Exercise description:
Copy each line exactly. Drop every picture.

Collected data
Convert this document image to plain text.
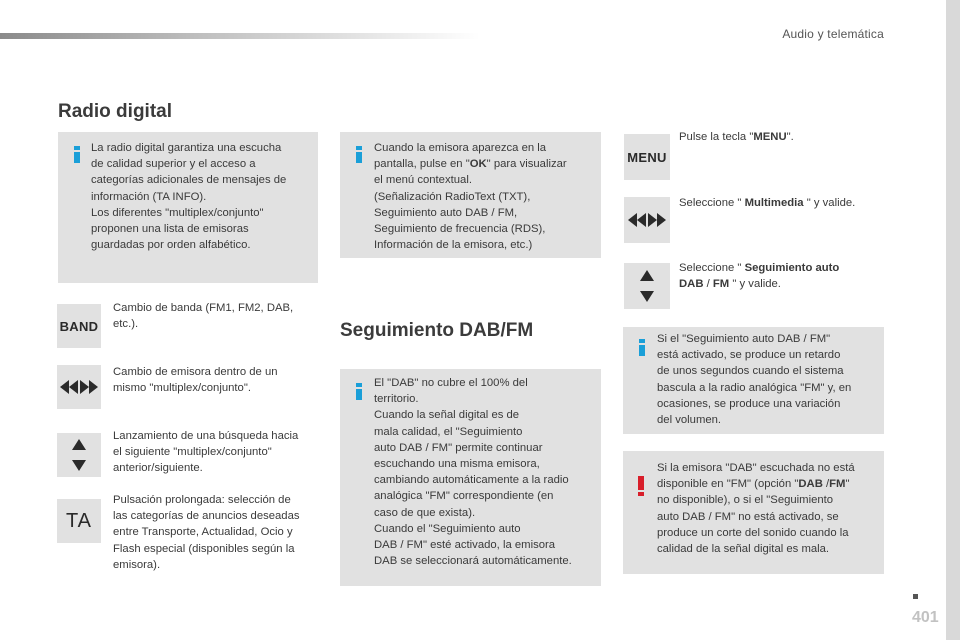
Audio y telemática
Radio digital

La radio digital garantiza una escucha
de calidad superior y el acceso a
categorías adicionales de mensajes de
información (TA INFO).
Los diferentes "multiplex/conjunto"
proponen una lista de emisoras
guardadas por orden alfabético.

Cuando la emisora aparezca en la
pantalla, pulse en "OK" para visualizar
el menú contextual.
(Señalización RadioText (TXT),
Seguimiento auto DAB / FM,
Seguimiento de frecuencia (RDS),
Información de la emisora, etc.)

BAND
Cambio de banda (FM1, FM2, DAB,
etc.).
Cambio de emisora dentro de un
mismo "multiplex/conjunto".
Lanzamiento de una búsqueda hacia
el siguiente "multiplex/conjunto"
anterior/siguiente.
TA
Pulsación prolongada: selección de
las categorías de anuncios deseadas
entre Transporte, Actualidad, Ocio y
Flash especial (disponibles según la
emisora).
Seguimiento DAB/FM

El "DAB" no cubre el 100% del
territorio.
Cuando la señal digital es de
mala calidad, el "Seguimiento
auto DAB / FM" permite continuar
escuchando una misma emisora,
cambiando automáticamente a la radio
analógica "FM" correspondiente (en
caso de que exista).
Cuando el "Seguimiento auto
DAB / FM" esté activado, la emisora
DAB se seleccionará automáticamente.

MENU
Pulse la tecla "MENU".
Seleccione " Multimedia " y valide.
Seleccione " Seguimiento auto
DAB / FM " y valide.

Si el "Seguimiento auto DAB / FM"
está activado, se produce un retardo
de unos segundos cuando el sistema
bascula a la radio analógica "FM" y, en
ocasiones, se produce una variación
del volumen.

Si la emisora "DAB" escuchada no está
disponible en "FM" (opción "DAB /FM"
no disponible), o si el "Seguimiento
auto DAB / FM" no está activado, se
produce un corte del sonido cuando la
calidad de la señal digital es mala.

401
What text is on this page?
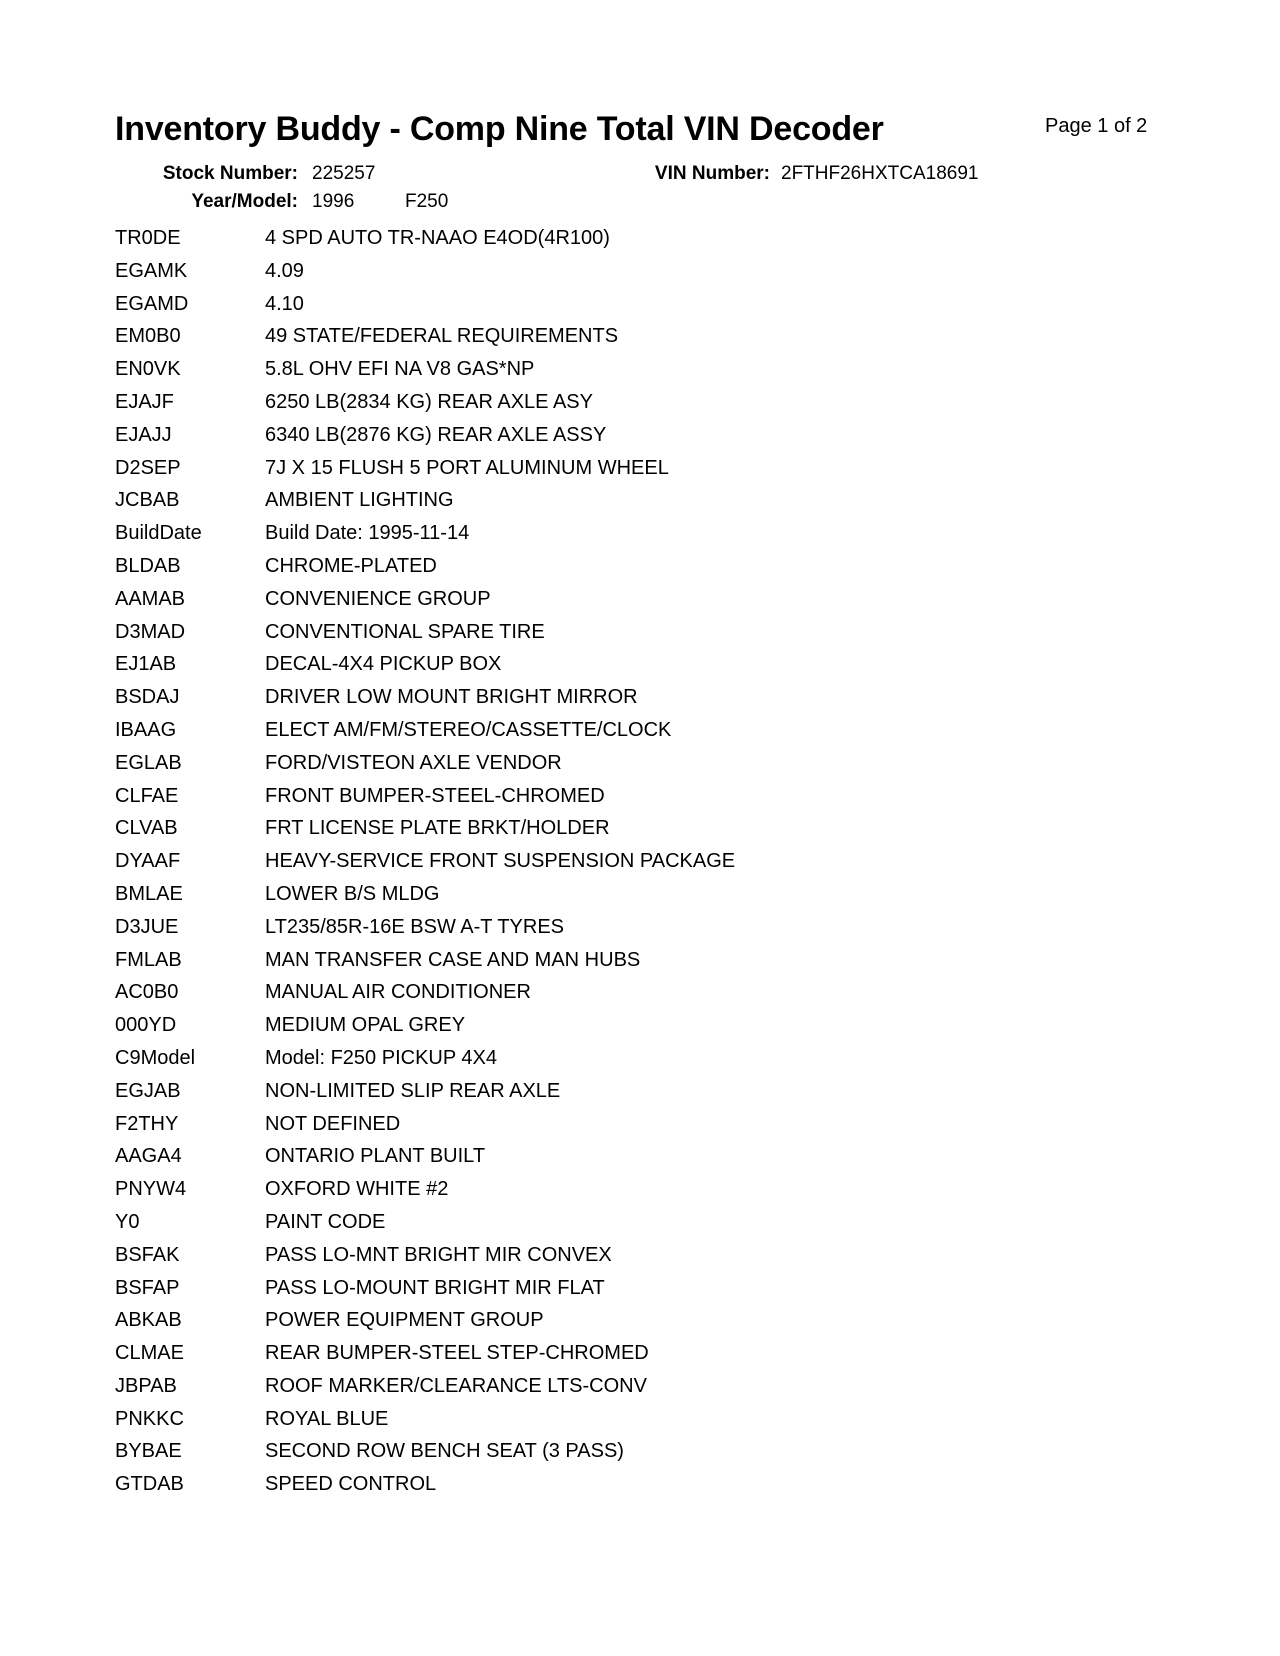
Inventory Buddy - Comp Nine Total VIN Decoder	Page 1 of 2
Stock Number: 225257	VIN Number: 2FTHF26HXTCA18691
Year/Model: 1996	F250
TR0DE	4 SPD AUTO TR-NAAO E4OD(4R100)
EGAMK	4.09
EGAMD	4.10
EM0B0	49 STATE/FEDERAL REQUIREMENTS
EN0VK	5.8L OHV EFI NA V8 GAS*NP
EJAJF	6250 LB(2834 KG) REAR AXLE ASY
EJAJJ	6340 LB(2876 KG) REAR AXLE ASSY
D2SEP	7J X 15 FLUSH 5 PORT ALUMINUM WHEEL
JCBAB	AMBIENT LIGHTING
BuildDate	Build Date: 1995-11-14
BLDAB	CHROME-PLATED
AAMAB	CONVENIENCE GROUP
D3MAD	CONVENTIONAL SPARE TIRE
EJ1AB	DECAL-4X4 PICKUP BOX
BSDAJ	DRIVER LOW MOUNT BRIGHT MIRROR
IBAAG	ELECT AM/FM/STEREO/CASSETTE/CLOCK
EGLAB	FORD/VISTEON AXLE VENDOR
CLFAE	FRONT BUMPER-STEEL-CHROMED
CLVAB	FRT LICENSE PLATE BRKT/HOLDER
DYAAF	HEAVY-SERVICE FRONT SUSPENSION PACKAGE
BMLAE	LOWER B/S MLDG
D3JUE	LT235/85R-16E BSW A-T TYRES
FMLAB	MAN TRANSFER CASE AND MAN HUBS
AC0B0	MANUAL AIR CONDITIONER
000YD	MEDIUM OPAL GREY
C9Model	Model: F250 PICKUP 4X4
EGJAB	NON-LIMITED SLIP REAR AXLE
F2THY	NOT DEFINED
AAGA4	ONTARIO PLANT BUILT
PNYW4	OXFORD WHITE #2
Y0	PAINT CODE
BSFAK	PASS LO-MNT BRIGHT MIR CONVEX
BSFAP	PASS LO-MOUNT BRIGHT MIR FLAT
ABKAB	POWER EQUIPMENT GROUP
CLMAE	REAR BUMPER-STEEL STEP-CHROMED
JBPAB	ROOF MARKER/CLEARANCE LTS-CONV
PNKKC	ROYAL BLUE
BYBAE	SECOND ROW BENCH SEAT (3 PASS)
GTDAB	SPEED CONTROL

Reply:
Convert this document image to plain text.
Audio y telemática
Radio digital

La radio digital garantiza una escucha
de calidad superior y el acceso a
categorías adicionales de mensajes de
información (TA INFO).
Los diferentes "multiplex/conjunto"
proponen una lista de emisoras
guardadas por orden alfabético.

Cuando la emisora aparezca en la
pantalla, pulse en "OK" para visualizar
el menú contextual.
(Señalización RadioText (TXT),
Seguimiento auto DAB / FM,
Seguimiento de frecuencia (RDS),
Información de la emisora, etc.)

BAND
Cambio de banda (FM1, FM2, DAB,
etc.).
Cambio de emisora dentro de un
mismo "multiplex/conjunto".
Lanzamiento de una búsqueda hacia
el siguiente "multiplex/conjunto"
anterior/siguiente.
TA
Pulsación prolongada: selección de
las categorías de anuncios deseadas
entre Transporte, Actualidad, Ocio y
Flash especial (disponibles según la
emisora).
Seguimiento DAB/FM

El "DAB" no cubre el 100% del
territorio.
Cuando la señal digital es de
mala calidad, el "Seguimiento
auto DAB / FM" permite continuar
escuchando una misma emisora,
cambiando automáticamente a la radio
analógica "FM" correspondiente (en
caso de que exista).
Cuando el "Seguimiento auto
DAB / FM" esté activado, la emisora
DAB se seleccionará automáticamente.

MENU
Pulse la tecla "MENU".
Seleccione " Multimedia " y valide.
Seleccione " Seguimiento auto
DAB / FM " y valide.

Si el "Seguimiento auto DAB / FM"
está activado, se produce un retardo
de unos segundos cuando el sistema
bascula a la radio analógica "FM" y, en
ocasiones, se produce una variación
del volumen.

Si la emisora "DAB" escuchada no está
disponible en "FM" (opción "DAB /FM"
no disponible), o si el "Seguimiento
auto DAB / FM" no está activado, se
produce un corte del sonido cuando la
calidad de la señal digital es mala.

401
What text is on this page?
Inventory Buddy - Comp Nine Total VIN Decoder	Page 1 of 2
Stock Number: 225257	VIN Number: 2FTHF26HXTCA18691
Year/Model: 1996	F250
TR0DE	4 SPD AUTO TR-NAAO E4OD(4R100)
EGAMK	4.09
EGAMD	4.10
EM0B0	49 STATE/FEDERAL REQUIREMENTS
EN0VK	5.8L OHV EFI NA V8 GAS*NP
EJAJF	6250 LB(2834 KG) REAR AXLE ASY
EJAJJ	6340 LB(2876 KG) REAR AXLE ASSY
D2SEP	7J X 15 FLUSH 5 PORT ALUMINUM WHEEL
JCBAB	AMBIENT LIGHTING
BuildDate	Build Date: 1995-11-14
BLDAB	CHROME-PLATED
AAMAB	CONVENIENCE GROUP
D3MAD	CONVENTIONAL SPARE TIRE
EJ1AB	DECAL-4X4 PICKUP BOX
BSDAJ	DRIVER LOW MOUNT BRIGHT MIRROR
IBAAG	ELECT AM/FM/STEREO/CASSETTE/CLOCK
EGLAB	FORD/VISTEON AXLE VENDOR
CLFAE	FRONT BUMPER-STEEL-CHROMED
CLVAB	FRT LICENSE PLATE BRKT/HOLDER
DYAAF	HEAVY-SERVICE FRONT SUSPENSION PACKAGE
BMLAE	LOWER B/S MLDG
D3JUE	LT235/85R-16E BSW A-T TYRES
FMLAB	MAN TRANSFER CASE AND MAN HUBS
AC0B0	MANUAL AIR CONDITIONER
000YD	MEDIUM OPAL GREY
C9Model	Model: F250 PICKUP 4X4
EGJAB	NON-LIMITED SLIP REAR AXLE
F2THY	NOT DEFINED
AAGA4	ONTARIO PLANT BUILT
PNYW4	OXFORD WHITE #2
Y0	PAINT CODE
BSFAK	PASS LO-MNT BRIGHT MIR CONVEX
BSFAP	PASS LO-MOUNT BRIGHT MIR FLAT
ABKAB	POWER EQUIPMENT GROUP
CLMAE	REAR BUMPER-STEEL STEP-CHROMED
JBPAB	ROOF MARKER/CLEARANCE LTS-CONV
PNKKC	ROYAL BLUE
BYBAE	SECOND ROW BENCH SEAT (3 PASS)
GTDAB	SPEED CONTROL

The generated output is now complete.